(Region annotation records)
---*---
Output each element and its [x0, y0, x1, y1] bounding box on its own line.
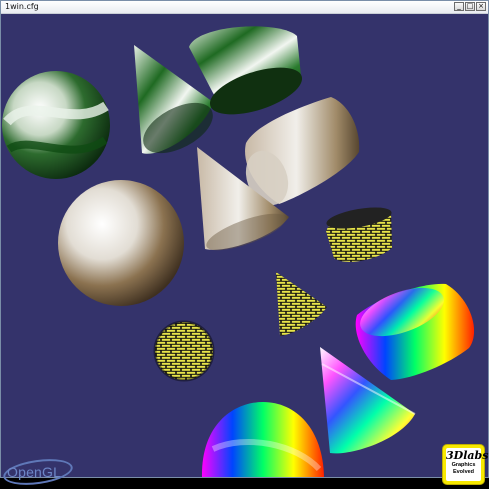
close-button[interactable]: ×: [476, 2, 486, 11]
title-bar[interactable]: 1win.cfg _ □ ×: [1, 1, 488, 14]
scene-canvas: [2, 26, 475, 477]
brick-cone: [276, 272, 327, 336]
maximize-button[interactable]: □: [465, 2, 475, 11]
3dlabs-logo-panel: 3Dlabs Graphics Evolved: [446, 448, 489, 481]
3dlabs-tagline-2: Evolved: [452, 468, 475, 475]
3dlabs-logo-mark: 3Dlabs: [446, 449, 489, 462]
minimize-button[interactable]: _: [454, 2, 464, 11]
window-controls: _ □ ×: [454, 2, 486, 11]
opengl-viewport[interactable]: OpenGL 3Dlabs Graphics Evolved: [1, 14, 488, 489]
app-window: 1win.cfg _ □ × OpenGL 3Dlabs Graphics Ev…: [0, 0, 489, 489]
brick-sphere: [153, 320, 215, 382]
tan-sphere: [58, 180, 184, 306]
green-sphere: [2, 71, 110, 179]
brick-cylinder: [326, 207, 392, 262]
rainbow-cylinder: [355, 283, 475, 380]
window-title: 1win.cfg: [5, 2, 39, 11]
3dlabs-logo: 3Dlabs Graphics Evolved: [442, 444, 489, 485]
rainbow-sphere: [201, 402, 324, 477]
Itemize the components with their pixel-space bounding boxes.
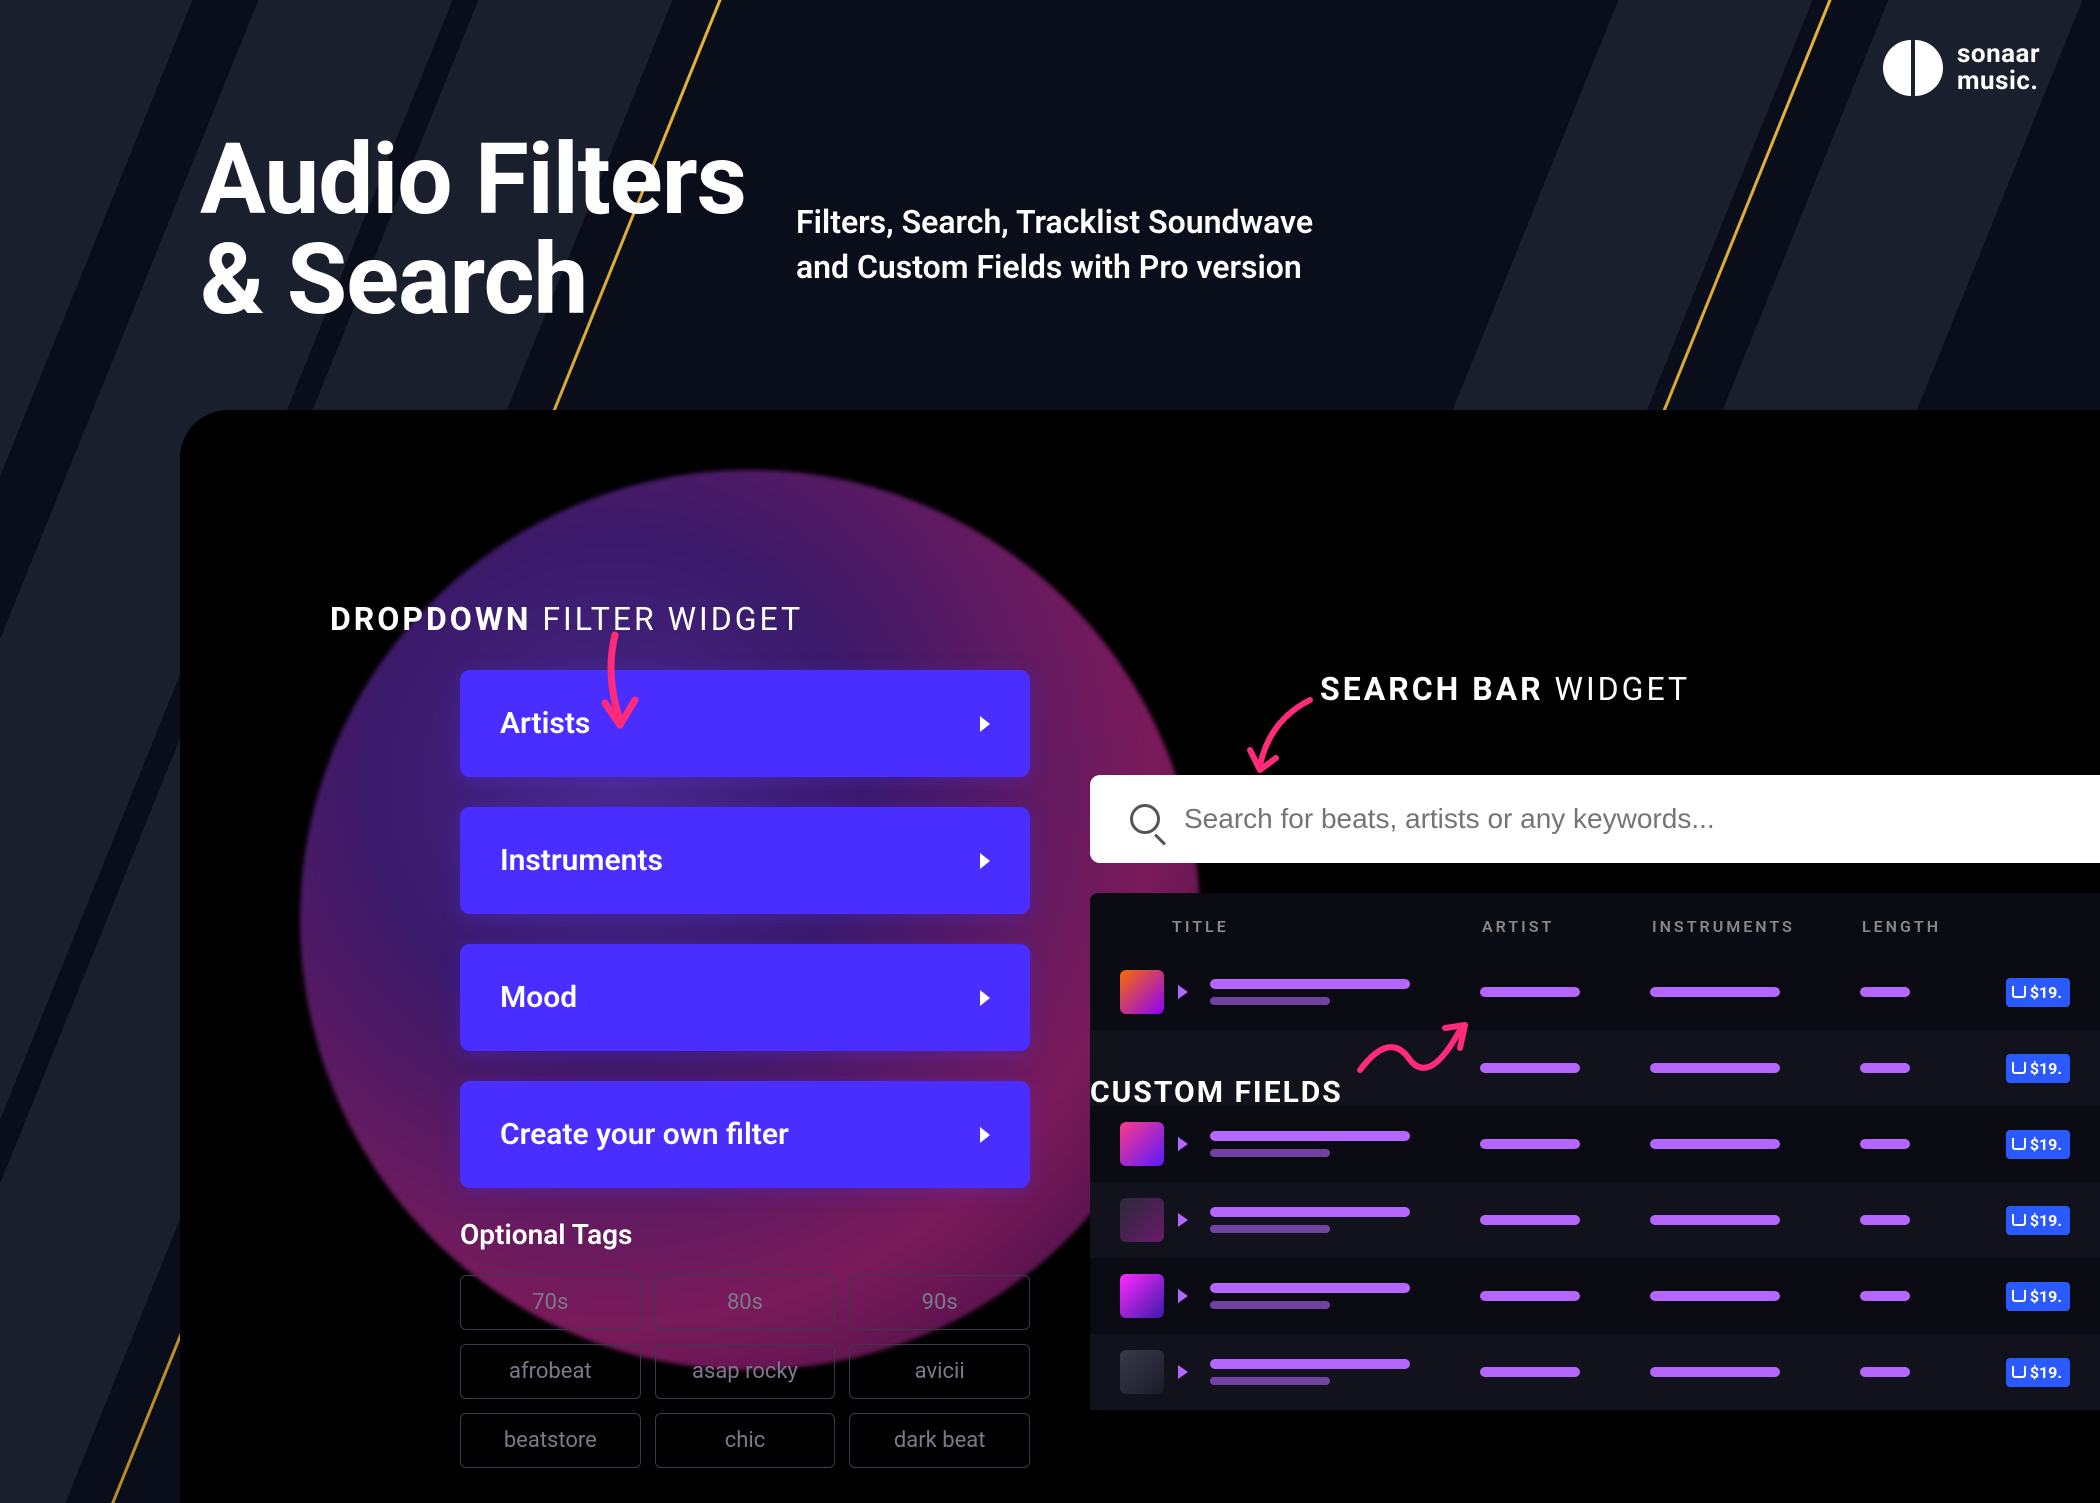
---*---
Which lines in the entries above contain the string "brick"? Copy out each of them.

| The solution |
brick-cone: [276, 272, 327, 336]
brick-sphere: [153, 320, 215, 382]
brick-cylinder: [326, 207, 392, 262]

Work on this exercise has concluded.